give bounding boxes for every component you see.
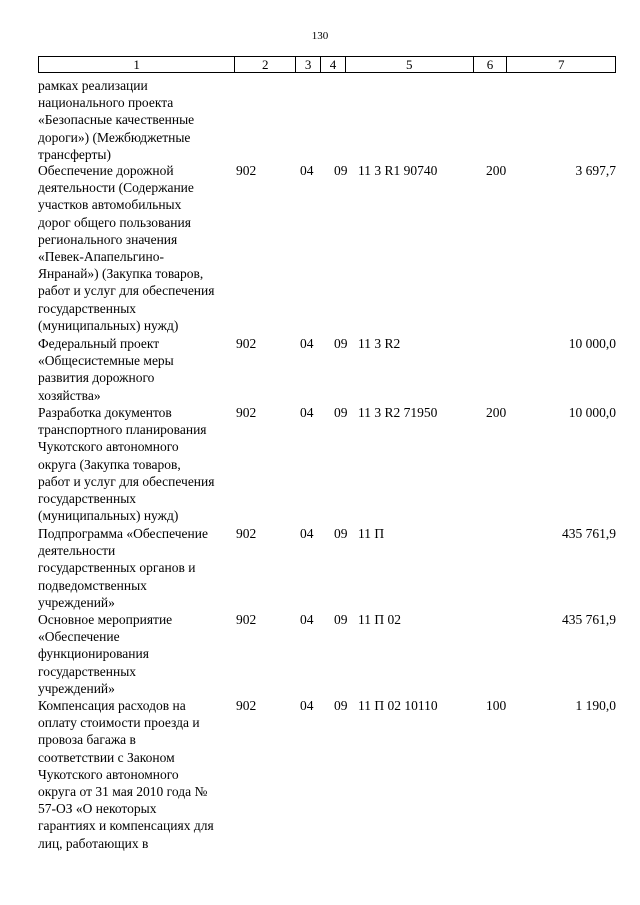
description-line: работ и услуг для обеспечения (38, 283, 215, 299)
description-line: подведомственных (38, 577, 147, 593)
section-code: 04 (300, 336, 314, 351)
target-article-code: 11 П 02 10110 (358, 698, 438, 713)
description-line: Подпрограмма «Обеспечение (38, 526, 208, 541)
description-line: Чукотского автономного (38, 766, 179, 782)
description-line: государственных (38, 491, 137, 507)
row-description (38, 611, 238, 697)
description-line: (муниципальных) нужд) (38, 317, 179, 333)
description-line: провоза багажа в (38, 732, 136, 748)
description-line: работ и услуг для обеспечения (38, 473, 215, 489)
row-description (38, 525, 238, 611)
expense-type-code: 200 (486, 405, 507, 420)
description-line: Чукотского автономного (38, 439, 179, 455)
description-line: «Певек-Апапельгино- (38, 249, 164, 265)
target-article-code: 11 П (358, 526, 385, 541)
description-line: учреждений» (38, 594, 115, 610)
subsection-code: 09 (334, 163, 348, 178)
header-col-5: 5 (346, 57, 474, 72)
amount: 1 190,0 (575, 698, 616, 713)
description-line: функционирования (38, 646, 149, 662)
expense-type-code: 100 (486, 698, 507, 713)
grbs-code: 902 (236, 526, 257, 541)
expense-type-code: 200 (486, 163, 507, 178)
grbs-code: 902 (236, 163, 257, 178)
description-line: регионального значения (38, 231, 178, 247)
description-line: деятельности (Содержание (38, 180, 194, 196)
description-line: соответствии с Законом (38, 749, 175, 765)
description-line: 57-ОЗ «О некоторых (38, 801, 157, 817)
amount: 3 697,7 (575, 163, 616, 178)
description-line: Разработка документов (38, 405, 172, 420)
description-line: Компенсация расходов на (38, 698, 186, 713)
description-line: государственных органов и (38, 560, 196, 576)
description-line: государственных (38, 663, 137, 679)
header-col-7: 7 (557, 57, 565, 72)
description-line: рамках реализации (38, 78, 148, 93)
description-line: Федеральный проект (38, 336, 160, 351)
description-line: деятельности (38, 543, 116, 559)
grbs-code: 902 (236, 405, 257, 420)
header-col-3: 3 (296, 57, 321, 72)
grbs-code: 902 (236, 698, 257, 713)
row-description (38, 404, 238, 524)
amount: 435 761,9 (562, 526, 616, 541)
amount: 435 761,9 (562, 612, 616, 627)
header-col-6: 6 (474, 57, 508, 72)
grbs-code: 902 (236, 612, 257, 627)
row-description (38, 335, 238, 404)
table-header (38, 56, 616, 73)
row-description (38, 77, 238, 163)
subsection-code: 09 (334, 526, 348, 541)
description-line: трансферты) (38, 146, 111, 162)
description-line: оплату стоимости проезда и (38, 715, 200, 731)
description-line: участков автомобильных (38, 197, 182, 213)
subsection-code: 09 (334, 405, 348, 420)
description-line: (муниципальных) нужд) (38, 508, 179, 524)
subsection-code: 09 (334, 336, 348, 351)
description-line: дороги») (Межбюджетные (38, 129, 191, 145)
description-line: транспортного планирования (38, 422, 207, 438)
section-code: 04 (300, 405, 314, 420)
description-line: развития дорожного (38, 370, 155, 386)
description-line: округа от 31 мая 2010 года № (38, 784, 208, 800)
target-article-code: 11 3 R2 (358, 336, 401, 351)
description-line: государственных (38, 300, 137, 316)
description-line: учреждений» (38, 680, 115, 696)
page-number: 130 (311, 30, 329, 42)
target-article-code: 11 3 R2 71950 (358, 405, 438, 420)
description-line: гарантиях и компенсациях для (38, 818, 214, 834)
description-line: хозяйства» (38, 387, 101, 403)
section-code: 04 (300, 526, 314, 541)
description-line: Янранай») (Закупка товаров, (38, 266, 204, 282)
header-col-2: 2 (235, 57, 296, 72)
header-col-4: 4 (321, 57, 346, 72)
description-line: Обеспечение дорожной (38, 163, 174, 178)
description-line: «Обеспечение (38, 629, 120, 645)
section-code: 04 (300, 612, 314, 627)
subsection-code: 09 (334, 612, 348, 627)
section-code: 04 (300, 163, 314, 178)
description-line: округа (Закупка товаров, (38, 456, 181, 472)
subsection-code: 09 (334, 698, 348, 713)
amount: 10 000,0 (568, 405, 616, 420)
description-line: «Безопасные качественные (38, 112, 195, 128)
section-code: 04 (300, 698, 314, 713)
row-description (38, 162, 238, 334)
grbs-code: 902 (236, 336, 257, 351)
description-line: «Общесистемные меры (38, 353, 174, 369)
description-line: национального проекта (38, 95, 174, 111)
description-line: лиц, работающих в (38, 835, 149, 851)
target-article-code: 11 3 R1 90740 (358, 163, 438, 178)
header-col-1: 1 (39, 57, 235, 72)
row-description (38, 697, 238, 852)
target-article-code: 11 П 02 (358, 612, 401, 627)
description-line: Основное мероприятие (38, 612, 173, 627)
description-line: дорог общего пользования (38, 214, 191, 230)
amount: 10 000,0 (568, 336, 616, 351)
────────────────────
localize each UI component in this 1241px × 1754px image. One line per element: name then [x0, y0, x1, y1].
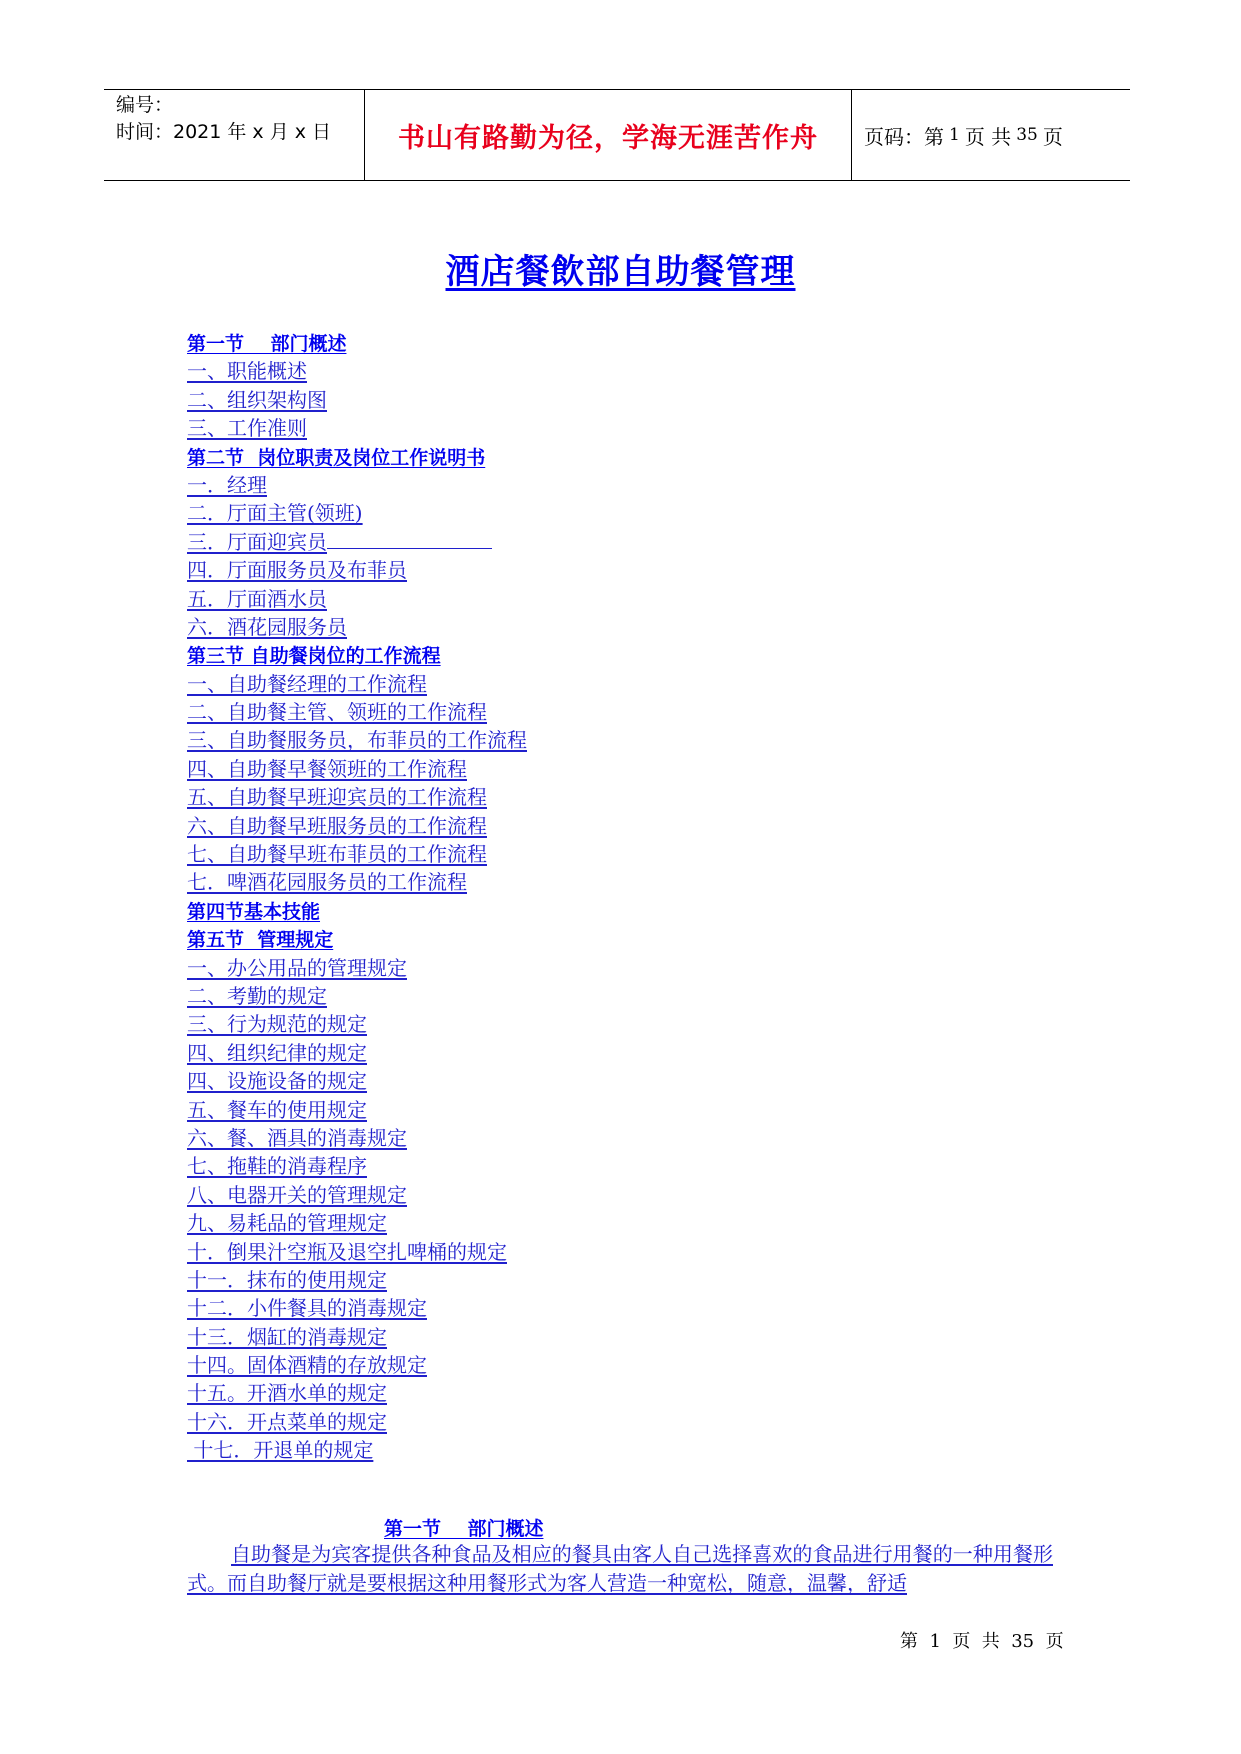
────────────────────
• [Exercise details] Starting at the line that contains "give bounding boxes" and ending at the line that contains "expense-type-code: 200 (486, 405, 507, 420)", rewrite those lines with "description-line" changed to "text-line" and everything else left the same. Leave the pictures out of your answer.

• [Output for this exercise]
give bounding boxes for every component you see.
text-line: работ и услуг для обеспечения (38, 283, 215, 299)
text-line: подведомственных (38, 577, 147, 593)
section-code: 04 (300, 336, 314, 351)
target-article-code: 11 П 02 10110 (358, 698, 438, 713)
text-line: Подпрограмма «Обеспечение (38, 526, 208, 541)
text-line: Чукотского автономного (38, 766, 179, 782)
text-line: государственных (38, 491, 137, 507)
row-description (38, 611, 238, 697)
text-line: (муниципальных) нужд) (38, 317, 179, 333)
text-line: провоза багажа в (38, 732, 136, 748)
text-line: работ и услуг для обеспечения (38, 473, 215, 489)
row-description (38, 525, 238, 611)
expense-type-code: 200 (486, 405, 507, 420)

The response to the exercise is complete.